Reproduce only the lines from the line containing "Extract all the data from this chart as JSON." to the end of the entries below, including both of those lines.

══ Data shown ══

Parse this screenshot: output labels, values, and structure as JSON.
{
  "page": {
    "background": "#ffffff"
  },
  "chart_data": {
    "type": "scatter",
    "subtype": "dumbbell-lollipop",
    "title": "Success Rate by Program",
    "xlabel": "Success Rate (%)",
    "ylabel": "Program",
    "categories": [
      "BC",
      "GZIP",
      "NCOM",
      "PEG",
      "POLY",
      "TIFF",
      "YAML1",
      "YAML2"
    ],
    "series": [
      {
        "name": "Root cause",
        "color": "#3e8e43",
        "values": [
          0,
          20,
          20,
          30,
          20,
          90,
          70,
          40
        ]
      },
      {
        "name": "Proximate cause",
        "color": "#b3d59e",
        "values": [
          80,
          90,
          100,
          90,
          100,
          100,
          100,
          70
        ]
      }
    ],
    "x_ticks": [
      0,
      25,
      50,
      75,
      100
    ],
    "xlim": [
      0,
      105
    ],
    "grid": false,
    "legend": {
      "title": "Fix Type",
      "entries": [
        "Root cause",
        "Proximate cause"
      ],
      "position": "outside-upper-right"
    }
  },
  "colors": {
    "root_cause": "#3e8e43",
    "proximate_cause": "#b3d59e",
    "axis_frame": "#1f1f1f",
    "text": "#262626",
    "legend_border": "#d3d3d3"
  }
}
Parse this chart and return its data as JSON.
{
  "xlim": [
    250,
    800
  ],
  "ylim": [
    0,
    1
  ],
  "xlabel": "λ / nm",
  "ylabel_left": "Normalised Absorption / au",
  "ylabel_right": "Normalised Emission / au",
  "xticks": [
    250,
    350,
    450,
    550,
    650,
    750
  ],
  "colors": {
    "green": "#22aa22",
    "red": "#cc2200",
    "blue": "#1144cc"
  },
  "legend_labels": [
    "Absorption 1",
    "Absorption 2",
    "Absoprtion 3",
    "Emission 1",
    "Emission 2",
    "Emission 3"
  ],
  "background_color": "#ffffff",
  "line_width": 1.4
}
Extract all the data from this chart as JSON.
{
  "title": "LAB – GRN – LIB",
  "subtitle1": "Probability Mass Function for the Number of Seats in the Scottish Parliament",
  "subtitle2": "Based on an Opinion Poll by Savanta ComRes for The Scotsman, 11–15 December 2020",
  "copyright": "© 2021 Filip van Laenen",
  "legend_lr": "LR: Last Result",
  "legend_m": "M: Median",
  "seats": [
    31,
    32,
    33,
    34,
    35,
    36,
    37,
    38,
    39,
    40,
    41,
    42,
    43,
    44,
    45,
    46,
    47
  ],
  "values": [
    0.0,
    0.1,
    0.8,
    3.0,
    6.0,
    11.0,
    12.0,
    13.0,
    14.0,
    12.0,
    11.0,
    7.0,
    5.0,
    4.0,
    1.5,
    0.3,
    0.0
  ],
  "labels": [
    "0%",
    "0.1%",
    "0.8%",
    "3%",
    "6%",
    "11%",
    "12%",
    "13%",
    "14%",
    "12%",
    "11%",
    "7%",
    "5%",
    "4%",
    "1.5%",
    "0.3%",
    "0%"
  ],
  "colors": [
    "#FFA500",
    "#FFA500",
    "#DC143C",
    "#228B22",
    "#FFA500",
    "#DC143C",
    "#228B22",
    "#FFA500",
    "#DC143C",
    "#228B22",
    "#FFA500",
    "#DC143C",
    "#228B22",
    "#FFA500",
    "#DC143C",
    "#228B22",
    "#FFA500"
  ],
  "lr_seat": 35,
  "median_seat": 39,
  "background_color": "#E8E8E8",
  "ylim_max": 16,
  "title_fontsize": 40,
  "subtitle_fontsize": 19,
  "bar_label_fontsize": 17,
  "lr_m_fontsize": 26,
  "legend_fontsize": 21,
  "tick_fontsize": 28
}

═══

Finished exercise:
Extract all the data from this chart as JSON.
{
  "title": "LAB – GRN – LIB",
  "subtitle1": "Probability Mass Function for the Number of Seats in the Scottish Parliament",
  "subtitle2": "Based on an Opinion Poll by Savanta ComRes for The Scotsman, 11–15 December 2020",
  "copyright": "© 2021 Filip van Laenen",
  "legend_lr": "LR: Last Result",
  "legend_m": "M: Median",
  "seats": [
    31,
    32,
    33,
    34,
    35,
    36,
    37,
    38,
    39,
    40,
    41,
    42,
    43,
    44,
    45,
    46,
    47
  ],
  "values": [
    0.0,
    0.1,
    0.8,
    3.0,
    6.0,
    11.0,
    12.0,
    13.0,
    14.0,
    12.0,
    11.0,
    7.0,
    5.0,
    4.0,
    1.5,
    0.3,
    0.0
  ],
  "labels": [
    "0%",
    "0.1%",
    "0.8%",
    "3%",
    "6%",
    "11%",
    "12%",
    "13%",
    "14%",
    "12%",
    "11%",
    "7%",
    "5%",
    "4%",
    "1.5%",
    "0.3%",
    "0%"
  ],
  "colors": [
    "#FFA500",
    "#FFA500",
    "#DC143C",
    "#228B22",
    "#FFA500",
    "#DC143C",
    "#228B22",
    "#FFA500",
    "#DC143C",
    "#228B22",
    "#FFA500",
    "#DC143C",
    "#228B22",
    "#FFA500",
    "#DC143C",
    "#228B22",
    "#FFA500"
  ],
  "lr_seat": 35,
  "median_seat": 39,
  "background_color": "#E8E8E8",
  "ylim_max": 16,
  "title_fontsize": 40,
  "subtitle_fontsize": 19,
  "bar_label_fontsize": 17,
  "lr_m_fontsize": 26,
  "legend_fontsize": 21,
  "tick_fontsize": 28
}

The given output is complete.